GIVEN INSTRUCTION >> Output every line below without omitting or altering anything.

SUPPLIED DATA >>
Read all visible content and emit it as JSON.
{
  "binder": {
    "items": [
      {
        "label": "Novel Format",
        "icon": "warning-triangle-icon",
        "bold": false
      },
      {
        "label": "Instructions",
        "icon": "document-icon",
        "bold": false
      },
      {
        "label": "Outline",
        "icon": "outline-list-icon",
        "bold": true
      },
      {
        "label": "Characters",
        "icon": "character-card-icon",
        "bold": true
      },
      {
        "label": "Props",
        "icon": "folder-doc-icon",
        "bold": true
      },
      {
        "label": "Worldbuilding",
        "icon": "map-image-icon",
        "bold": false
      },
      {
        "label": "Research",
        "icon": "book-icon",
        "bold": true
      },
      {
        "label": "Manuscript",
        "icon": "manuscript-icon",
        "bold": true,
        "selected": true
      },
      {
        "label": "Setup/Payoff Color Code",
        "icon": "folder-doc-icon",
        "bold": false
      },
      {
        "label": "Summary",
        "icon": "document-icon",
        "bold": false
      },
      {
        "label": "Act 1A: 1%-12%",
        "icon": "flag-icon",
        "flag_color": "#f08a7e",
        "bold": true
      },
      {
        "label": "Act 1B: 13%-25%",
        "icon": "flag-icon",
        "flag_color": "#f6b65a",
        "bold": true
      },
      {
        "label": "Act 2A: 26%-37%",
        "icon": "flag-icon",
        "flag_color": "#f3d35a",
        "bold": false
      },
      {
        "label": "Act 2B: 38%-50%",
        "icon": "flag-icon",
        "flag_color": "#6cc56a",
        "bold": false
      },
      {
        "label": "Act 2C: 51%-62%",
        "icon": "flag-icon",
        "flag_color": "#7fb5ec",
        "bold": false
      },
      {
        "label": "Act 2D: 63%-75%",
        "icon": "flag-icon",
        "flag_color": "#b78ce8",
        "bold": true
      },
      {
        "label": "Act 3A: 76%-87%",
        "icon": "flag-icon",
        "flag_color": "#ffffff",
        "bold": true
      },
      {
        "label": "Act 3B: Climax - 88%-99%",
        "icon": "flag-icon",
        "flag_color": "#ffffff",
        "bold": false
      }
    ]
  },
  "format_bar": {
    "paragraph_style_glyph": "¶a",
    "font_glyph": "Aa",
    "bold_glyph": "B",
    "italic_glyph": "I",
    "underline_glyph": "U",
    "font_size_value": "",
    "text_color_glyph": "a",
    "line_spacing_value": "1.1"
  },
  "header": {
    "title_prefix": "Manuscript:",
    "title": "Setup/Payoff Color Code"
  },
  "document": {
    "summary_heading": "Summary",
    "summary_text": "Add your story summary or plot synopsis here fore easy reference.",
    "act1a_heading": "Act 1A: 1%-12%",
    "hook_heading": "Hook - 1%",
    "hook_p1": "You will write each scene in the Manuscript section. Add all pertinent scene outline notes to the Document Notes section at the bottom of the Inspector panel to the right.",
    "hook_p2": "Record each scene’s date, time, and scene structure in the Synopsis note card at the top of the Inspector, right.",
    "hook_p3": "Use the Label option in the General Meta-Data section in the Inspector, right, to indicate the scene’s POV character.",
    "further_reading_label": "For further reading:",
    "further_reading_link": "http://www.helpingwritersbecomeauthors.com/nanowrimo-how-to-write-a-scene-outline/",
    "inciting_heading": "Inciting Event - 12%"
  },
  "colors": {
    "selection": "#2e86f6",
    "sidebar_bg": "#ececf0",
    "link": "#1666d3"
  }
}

FINISHED ANSWER >>
Read all visible content and emit it as JSON.
{
  "binder": {
    "items": [
      {
        "label": "Novel Format",
        "icon": "warning-triangle-icon",
        "bold": false
      },
      {
        "label": "Instructions",
        "icon": "document-icon",
        "bold": false
      },
      {
        "label": "Outline",
        "icon": "outline-list-icon",
        "bold": true
      },
      {
        "label": "Characters",
        "icon": "character-card-icon",
        "bold": true
      },
      {
        "label": "Props",
        "icon": "folder-doc-icon",
        "bold": true
      },
      {
        "label": "Worldbuilding",
        "icon": "map-image-icon",
        "bold": false
      },
      {
        "label": "Research",
        "icon": "book-icon",
        "bold": true
      },
      {
        "label": "Manuscript",
        "icon": "manuscript-icon",
        "bold": true,
        "selected": true
      },
      {
        "label": "Setup/Payoff Color Code",
        "icon": "folder-doc-icon",
        "bold": false
      },
      {
        "label": "Summary",
        "icon": "document-icon",
        "bold": false
      },
      {
        "label": "Act 1A: 1%-12%",
        "icon": "flag-icon",
        "flag_color": "#f08a7e",
        "bold": true
      },
      {
        "label": "Act 1B: 13%-25%",
        "icon": "flag-icon",
        "flag_color": "#f6b65a",
        "bold": true
      },
      {
        "label": "Act 2A: 26%-37%",
        "icon": "flag-icon",
        "flag_color": "#f3d35a",
        "bold": false
      },
      {
        "label": "Act 2B: 38%-50%",
        "icon": "flag-icon",
        "flag_color": "#6cc56a",
        "bold": false
      },
      {
        "label": "Act 2C: 51%-62%",
        "icon": "flag-icon",
        "flag_color": "#7fb5ec",
        "bold": false
      },
      {
        "label": "Act 2D: 63%-75%",
        "icon": "flag-icon",
        "flag_color": "#b78ce8",
        "bold": true
      },
      {
        "label": "Act 3A: 76%-87%",
        "icon": "flag-icon",
        "flag_color": "#ffffff",
        "bold": true
      },
      {
        "label": "Act 3B: Climax - 88%-99%",
        "icon": "flag-icon",
        "flag_color": "#ffffff",
        "bold": false
      }
    ]
  },
  "format_bar": {
    "paragraph_style_glyph": "¶a",
    "font_glyph": "Aa",
    "bold_glyph": "B",
    "italic_glyph": "I",
    "underline_glyph": "U",
    "font_size_value": "",
    "text_color_glyph": "a",
    "line_spacing_value": "1.1"
  },
  "header": {
    "title_prefix": "Manuscript:",
    "title": "Setup/Payoff Color Code"
  },
  "document": {
    "summary_heading": "Summary",
    "summary_text": "Add your story summary or plot synopsis here fore easy reference.",
    "act1a_heading": "Act 1A: 1%-12%",
    "hook_heading": "Hook - 1%",
    "hook_p1": "You will write each scene in the Manuscript section. Add all pertinent scene outline notes to the Document Notes section at the bottom of the Inspector panel to the right.",
    "hook_p2": "Record each scene’s date, time, and scene structure in the Synopsis note card at the top of the Inspector, right.",
    "hook_p3": "Use the Label option in the General Meta-Data section in the Inspector, right, to indicate the scene’s POV character.",
    "further_reading_label": "For further reading:",
    "further_reading_link": "http://www.helpingwritersbecomeauthors.com/nanowrimo-how-to-write-a-scene-outline/",
    "inciting_heading": "Inciting Event - 12%"
  },
  "colors": {
    "selection": "#2e86f6",
    "sidebar_bg": "#ececf0",
    "link": "#1666d3"
  }
}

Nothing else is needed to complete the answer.